**Goal of the exercise:**
Reproduce the entries exactly.

## Begin

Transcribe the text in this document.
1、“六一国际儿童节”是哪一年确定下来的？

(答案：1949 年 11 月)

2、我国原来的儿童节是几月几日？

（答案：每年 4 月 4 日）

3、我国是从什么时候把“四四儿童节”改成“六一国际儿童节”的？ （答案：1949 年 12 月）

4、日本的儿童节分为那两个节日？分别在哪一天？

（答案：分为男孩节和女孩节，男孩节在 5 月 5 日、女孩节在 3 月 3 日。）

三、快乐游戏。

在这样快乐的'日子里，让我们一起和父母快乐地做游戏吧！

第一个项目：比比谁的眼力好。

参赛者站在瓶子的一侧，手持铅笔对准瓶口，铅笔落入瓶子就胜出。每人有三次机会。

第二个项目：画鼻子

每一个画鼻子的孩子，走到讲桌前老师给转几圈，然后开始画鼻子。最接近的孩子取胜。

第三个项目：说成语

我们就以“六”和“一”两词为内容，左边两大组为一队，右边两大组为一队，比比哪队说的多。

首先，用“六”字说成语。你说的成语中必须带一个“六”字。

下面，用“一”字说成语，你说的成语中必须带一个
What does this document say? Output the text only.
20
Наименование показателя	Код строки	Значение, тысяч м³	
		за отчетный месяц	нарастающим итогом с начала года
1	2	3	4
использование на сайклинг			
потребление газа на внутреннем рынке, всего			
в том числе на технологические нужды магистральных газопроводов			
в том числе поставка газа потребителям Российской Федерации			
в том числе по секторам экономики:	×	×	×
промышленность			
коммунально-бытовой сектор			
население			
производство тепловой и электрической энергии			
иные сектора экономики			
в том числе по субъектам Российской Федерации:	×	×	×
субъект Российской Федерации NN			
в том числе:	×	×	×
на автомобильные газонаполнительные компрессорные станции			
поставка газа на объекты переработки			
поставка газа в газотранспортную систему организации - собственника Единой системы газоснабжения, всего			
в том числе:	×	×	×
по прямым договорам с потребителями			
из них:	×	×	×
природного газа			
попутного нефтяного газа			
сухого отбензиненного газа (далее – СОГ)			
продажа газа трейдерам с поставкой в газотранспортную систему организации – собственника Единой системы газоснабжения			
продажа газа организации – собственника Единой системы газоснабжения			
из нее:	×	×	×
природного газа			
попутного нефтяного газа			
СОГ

## End

**Right answer:**
Transcribe the text in this document.
1、“六一国际儿童节”是哪一年确定下来的？

(答案：1949 年 11 月)

2、我国原来的儿童节是几月几日？

（答案：每年 4 月 4 日）

3、我国是从什么时候把“四四儿童节”改成“六一国际儿童节”的？ （答案：1949 年 12 月）

4、日本的儿童节分为那两个节日？分别在哪一天？

（答案：分为男孩节和女孩节，男孩节在 5 月 5 日、女孩节在 3 月 3 日。）

三、快乐游戏。

在这样快乐的'日子里，让我们一起和父母快乐地做游戏吧！

第一个项目：比比谁的眼力好。

参赛者站在瓶子的一侧，手持铅笔对准瓶口，铅笔落入瓶子就胜出。每人有三次机会。

第二个项目：画鼻子

每一个画鼻子的孩子，走到讲桌前老师给转几圈，然后开始画鼻子。最接近的孩子取胜。

第三个项目：说成语

我们就以“六”和“一”两词为内容，左边两大组为一队，右边两大组为一队，比比哪队说的多。

首先，用“六”字说成语。你说的成语中必须带一个“六”字。

下面，用“一”字说成语，你说的成语中必须带一个
What does this document say? Output the text only.
20
Наименование показателя	Код строки	Значение, тысяч м³	
		за отчетный месяц	нарастающим итогом с начала года
1	2	3	4
использование на сайклинг			
потребление газа на внутреннем рынке, всего			
в том числе на технологические нужды магистральных газопроводов			
в том числе поставка газа потребителям Российской Федерации			
в том числе по секторам экономики:	×	×	×
промышленность			
коммунально-бытовой сектор			
население			
производство тепловой и электрической энергии			
иные сектора экономики			
в том числе по субъектам Российской Федерации:	×	×	×
субъект Российской Федерации NN			
в том числе:	×	×	×
на автомобильные газонаполнительные компрессорные станции			
поставка газа на объекты переработки			
поставка газа в газотранспортную систему организации - собственника Единой системы газоснабжения, всего			
в том числе:	×	×	×
по прямым договорам с потребителями			
из них:	×	×	×
природного газа			
попутного нефтяного газа			
сухого отбензиненного газа (далее – СОГ)			
продажа газа трейдерам с поставкой в газотранспортную систему организации – собственника Единой системы газоснабжения			
продажа газа организации – собственника Единой системы газоснабжения			
из нее:	×	×	×
природного газа			
попутного нефтяного газа			
СОГ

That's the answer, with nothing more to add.